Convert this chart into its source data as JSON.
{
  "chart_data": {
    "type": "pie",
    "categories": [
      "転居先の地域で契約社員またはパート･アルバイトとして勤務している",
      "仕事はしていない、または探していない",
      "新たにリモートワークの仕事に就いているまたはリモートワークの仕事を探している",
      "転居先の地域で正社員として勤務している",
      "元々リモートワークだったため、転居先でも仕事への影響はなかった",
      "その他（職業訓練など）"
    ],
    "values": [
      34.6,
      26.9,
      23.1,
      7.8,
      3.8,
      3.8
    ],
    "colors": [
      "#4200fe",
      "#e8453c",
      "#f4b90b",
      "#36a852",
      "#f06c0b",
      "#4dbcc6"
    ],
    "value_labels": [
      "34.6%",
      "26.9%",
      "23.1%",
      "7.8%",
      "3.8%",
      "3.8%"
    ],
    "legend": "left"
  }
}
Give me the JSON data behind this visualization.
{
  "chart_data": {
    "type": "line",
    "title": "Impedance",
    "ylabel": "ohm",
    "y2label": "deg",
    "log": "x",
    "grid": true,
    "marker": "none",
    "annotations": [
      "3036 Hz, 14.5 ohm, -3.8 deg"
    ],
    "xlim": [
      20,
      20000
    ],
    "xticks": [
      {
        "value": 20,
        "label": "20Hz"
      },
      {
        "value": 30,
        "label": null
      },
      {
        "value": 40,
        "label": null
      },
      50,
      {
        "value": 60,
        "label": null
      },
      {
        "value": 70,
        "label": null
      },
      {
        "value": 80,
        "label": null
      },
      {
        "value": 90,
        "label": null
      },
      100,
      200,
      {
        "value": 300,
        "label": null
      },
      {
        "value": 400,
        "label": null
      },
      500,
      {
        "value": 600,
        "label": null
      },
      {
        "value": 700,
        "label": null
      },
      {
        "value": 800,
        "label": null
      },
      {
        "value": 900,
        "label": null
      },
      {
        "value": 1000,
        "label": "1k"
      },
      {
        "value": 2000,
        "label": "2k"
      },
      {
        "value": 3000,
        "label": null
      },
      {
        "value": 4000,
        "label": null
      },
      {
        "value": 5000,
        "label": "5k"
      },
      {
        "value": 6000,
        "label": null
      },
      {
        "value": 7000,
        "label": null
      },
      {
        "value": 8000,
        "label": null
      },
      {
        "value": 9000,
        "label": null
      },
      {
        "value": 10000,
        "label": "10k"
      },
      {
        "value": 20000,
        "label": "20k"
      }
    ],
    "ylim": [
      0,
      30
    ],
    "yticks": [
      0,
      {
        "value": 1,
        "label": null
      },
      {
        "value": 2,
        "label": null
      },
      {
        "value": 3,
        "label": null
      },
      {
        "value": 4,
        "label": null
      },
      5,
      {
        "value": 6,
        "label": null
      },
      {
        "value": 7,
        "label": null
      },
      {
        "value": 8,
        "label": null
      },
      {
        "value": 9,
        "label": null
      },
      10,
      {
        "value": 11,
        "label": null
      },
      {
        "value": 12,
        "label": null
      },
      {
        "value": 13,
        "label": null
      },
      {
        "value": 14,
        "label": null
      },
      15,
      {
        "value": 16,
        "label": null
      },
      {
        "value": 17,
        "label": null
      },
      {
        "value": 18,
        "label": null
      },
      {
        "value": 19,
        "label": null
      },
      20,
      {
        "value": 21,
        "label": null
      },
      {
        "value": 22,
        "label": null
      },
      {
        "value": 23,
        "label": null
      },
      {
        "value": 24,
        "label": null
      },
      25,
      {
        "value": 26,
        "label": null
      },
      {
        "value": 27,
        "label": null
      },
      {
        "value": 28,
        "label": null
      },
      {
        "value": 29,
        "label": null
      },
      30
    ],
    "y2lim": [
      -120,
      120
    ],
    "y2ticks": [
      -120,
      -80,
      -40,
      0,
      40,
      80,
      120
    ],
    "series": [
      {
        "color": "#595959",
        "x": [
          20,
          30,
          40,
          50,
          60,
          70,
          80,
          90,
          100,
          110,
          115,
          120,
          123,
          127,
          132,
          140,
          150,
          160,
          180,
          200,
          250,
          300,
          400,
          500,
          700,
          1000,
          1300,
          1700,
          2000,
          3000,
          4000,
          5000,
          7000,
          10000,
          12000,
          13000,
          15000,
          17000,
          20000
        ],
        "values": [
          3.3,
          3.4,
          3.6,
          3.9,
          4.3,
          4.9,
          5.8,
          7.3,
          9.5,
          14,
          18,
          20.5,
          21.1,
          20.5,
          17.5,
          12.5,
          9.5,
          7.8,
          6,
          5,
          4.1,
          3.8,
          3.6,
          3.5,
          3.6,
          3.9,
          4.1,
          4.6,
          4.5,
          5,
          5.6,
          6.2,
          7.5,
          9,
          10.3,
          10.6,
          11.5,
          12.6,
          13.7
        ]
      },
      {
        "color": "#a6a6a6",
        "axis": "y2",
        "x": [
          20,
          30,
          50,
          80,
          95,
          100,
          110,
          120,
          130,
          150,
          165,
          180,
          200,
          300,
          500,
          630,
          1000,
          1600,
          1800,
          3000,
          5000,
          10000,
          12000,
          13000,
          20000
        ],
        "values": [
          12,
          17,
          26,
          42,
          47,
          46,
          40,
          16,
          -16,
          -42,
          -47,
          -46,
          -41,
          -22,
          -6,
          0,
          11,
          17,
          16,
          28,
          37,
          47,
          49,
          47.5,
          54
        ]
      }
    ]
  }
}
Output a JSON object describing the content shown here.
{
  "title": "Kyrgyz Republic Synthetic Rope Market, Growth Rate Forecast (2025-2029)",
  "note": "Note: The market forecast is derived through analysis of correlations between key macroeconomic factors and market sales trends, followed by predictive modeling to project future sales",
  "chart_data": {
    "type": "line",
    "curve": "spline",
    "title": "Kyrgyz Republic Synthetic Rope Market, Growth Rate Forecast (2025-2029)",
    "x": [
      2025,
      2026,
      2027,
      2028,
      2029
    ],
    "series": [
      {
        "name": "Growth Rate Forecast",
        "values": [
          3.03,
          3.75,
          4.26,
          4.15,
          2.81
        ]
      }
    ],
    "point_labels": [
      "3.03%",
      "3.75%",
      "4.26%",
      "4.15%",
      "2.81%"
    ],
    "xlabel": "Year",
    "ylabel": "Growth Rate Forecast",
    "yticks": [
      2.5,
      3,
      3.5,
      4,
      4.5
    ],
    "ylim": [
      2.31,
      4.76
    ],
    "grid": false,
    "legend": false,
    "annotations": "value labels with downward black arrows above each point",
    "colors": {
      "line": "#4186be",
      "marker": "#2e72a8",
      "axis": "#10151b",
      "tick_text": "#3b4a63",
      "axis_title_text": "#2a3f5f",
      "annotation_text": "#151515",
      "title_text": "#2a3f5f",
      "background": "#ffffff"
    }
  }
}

··········

EXERCISE TASK. Without omitting anything, output the entries exactly.

RESPONSE FOR THIS EXERCISE.
Convert this chart into its source data as JSON.
{
  "chart_data": {
    "type": "pie",
    "categories": [
      "転居先の地域で契約社員またはパート･アルバイトとして勤務している",
      "仕事はしていない、または探していない",
      "新たにリモートワークの仕事に就いているまたはリモートワークの仕事を探している",
      "転居先の地域で正社員として勤務している",
      "元々リモートワークだったため、転居先でも仕事への影響はなかった",
      "その他（職業訓練など）"
    ],
    "values": [
      34.6,
      26.9,
      23.1,
      7.8,
      3.8,
      3.8
    ],
    "colors": [
      "#4200fe",
      "#e8453c",
      "#f4b90b",
      "#36a852",
      "#f06c0b",
      "#4dbcc6"
    ],
    "value_labels": [
      "34.6%",
      "26.9%",
      "23.1%",
      "7.8%",
      "3.8%",
      "3.8%"
    ],
    "legend": "left"
  }
}
Give me the JSON data behind this visualization.
{
  "chart_data": {
    "type": "line",
    "title": "Impedance",
    "ylabel": "ohm",
    "y2label": "deg",
    "log": "x",
    "grid": true,
    "marker": "none",
    "annotations": [
      "3036 Hz, 14.5 ohm, -3.8 deg"
    ],
    "xlim": [
      20,
      20000
    ],
    "xticks": [
      {
        "value": 20,
        "label": "20Hz"
      },
      {
        "value": 30,
        "label": null
      },
      {
        "value": 40,
        "label": null
      },
      50,
      {
        "value": 60,
        "label": null
      },
      {
        "value": 70,
        "label": null
      },
      {
        "value": 80,
        "label": null
      },
      {
        "value": 90,
        "label": null
      },
      100,
      200,
      {
        "value": 300,
        "label": null
      },
      {
        "value": 400,
        "label": null
      },
      500,
      {
        "value": 600,
        "label": null
      },
      {
        "value": 700,
        "label": null
      },
      {
        "value": 800,
        "label": null
      },
      {
        "value": 900,
        "label": null
      },
      {
        "value": 1000,
        "label": "1k"
      },
      {
        "value": 2000,
        "label": "2k"
      },
      {
        "value": 3000,
        "label": null
      },
      {
        "value": 4000,
        "label": null
      },
      {
        "value": 5000,
        "label": "5k"
      },
      {
        "value": 6000,
        "label": null
      },
      {
        "value": 7000,
        "label": null
      },
      {
        "value": 8000,
        "label": null
      },
      {
        "value": 9000,
        "label": null
      },
      {
        "value": 10000,
        "label": "10k"
      },
      {
        "value": 20000,
        "label": "20k"
      }
    ],
    "ylim": [
      0,
      30
    ],
    "yticks": [
      0,
      {
        "value": 1,
        "label": null
      },
      {
        "value": 2,
        "label": null
      },
      {
        "value": 3,
        "label": null
      },
      {
        "value": 4,
        "label": null
      },
      5,
      {
        "value": 6,
        "label": null
      },
      {
        "value": 7,
        "label": null
      },
      {
        "value": 8,
        "label": null
      },
      {
        "value": 9,
        "label": null
      },
      10,
      {
        "value": 11,
        "label": null
      },
      {
        "value": 12,
        "label": null
      },
      {
        "value": 13,
        "label": null
      },
      {
        "value": 14,
        "label": null
      },
      15,
      {
        "value": 16,
        "label": null
      },
      {
        "value": 17,
        "label": null
      },
      {
        "value": 18,
        "label": null
      },
      {
        "value": 19,
        "label": null
      },
      20,
      {
        "value": 21,
        "label": null
      },
      {
        "value": 22,
        "label": null
      },
      {
        "value": 23,
        "label": null
      },
      {
        "value": 24,
        "label": null
      },
      25,
      {
        "value": 26,
        "label": null
      },
      {
        "value": 27,
        "label": null
      },
      {
        "value": 28,
        "label": null
      },
      {
        "value": 29,
        "label": null
      },
      30
    ],
    "y2lim": [
      -120,
      120
    ],
    "y2ticks": [
      -120,
      -80,
      -40,
      0,
      40,
      80,
      120
    ],
    "series": [
      {
        "color": "#595959",
        "x": [
          20,
          30,
          40,
          50,
          60,
          70,
          80,
          90,
          100,
          110,
          115,
          120,
          123,
          127,
          132,
          140,
          150,
          160,
          180,
          200,
          250,
          300,
          400,
          500,
          700,
          1000,
          1300,
          1700,
          2000,
          3000,
          4000,
          5000,
          7000,
          10000,
          12000,
          13000,
          15000,
          17000,
          20000
        ],
        "values": [
          3.3,
          3.4,
          3.6,
          3.9,
          4.3,
          4.9,
          5.8,
          7.3,
          9.5,
          14,
          18,
          20.5,
          21.1,
          20.5,
          17.5,
          12.5,
          9.5,
          7.8,
          6,
          5,
          4.1,
          3.8,
          3.6,
          3.5,
          3.6,
          3.9,
          4.1,
          4.6,
          4.5,
          5,
          5.6,
          6.2,
          7.5,
          9,
          10.3,
          10.6,
          11.5,
          12.6,
          13.7
        ]
      },
      {
        "color": "#a6a6a6",
        "axis": "y2",
        "x": [
          20,
          30,
          50,
          80,
          95,
          100,
          110,
          120,
          130,
          150,
          165,
          180,
          200,
          300,
          500,
          630,
          1000,
          1600,
          1800,
          3000,
          5000,
          10000,
          12000,
          13000,
          20000
        ],
        "values": [
          12,
          17,
          26,
          42,
          47,
          46,
          40,
          16,
          -16,
          -42,
          -47,
          -46,
          -41,
          -22,
          -6,
          0,
          11,
          17,
          16,
          28,
          37,
          47,
          49,
          47.5,
          54
        ]
      }
    ]
  }
}
Output a JSON object describing the content shown here.
{
  "title": "Kyrgyz Republic Synthetic Rope Market, Growth Rate Forecast (2025-2029)",
  "note": "Note: The market forecast is derived through analysis of correlations between key macroeconomic factors and market sales trends, followed by predictive modeling to project future sales",
  "chart_data": {
    "type": "line",
    "curve": "spline",
    "title": "Kyrgyz Republic Synthetic Rope Market, Growth Rate Forecast (2025-2029)",
    "x": [
      2025,
      2026,
      2027,
      2028,
      2029
    ],
    "series": [
      {
        "name": "Growth Rate Forecast",
        "values": [
          3.03,
          3.75,
          4.26,
          4.15,
          2.81
        ]
      }
    ],
    "point_labels": [
      "3.03%",
      "3.75%",
      "4.26%",
      "4.15%",
      "2.81%"
    ],
    "xlabel": "Year",
    "ylabel": "Growth Rate Forecast",
    "yticks": [
      2.5,
      3,
      3.5,
      4,
      4.5
    ],
    "ylim": [
      2.31,
      4.76
    ],
    "grid": false,
    "legend": false,
    "annotations": "value labels with downward black arrows above each point",
    "colors": {
      "line": "#4186be",
      "marker": "#2e72a8",
      "axis": "#10151b",
      "tick_text": "#3b4a63",
      "axis_title_text": "#2a3f5f",
      "annotation_text": "#151515",
      "title_text": "#2a3f5f",
      "background": "#ffffff"
    }
  }
}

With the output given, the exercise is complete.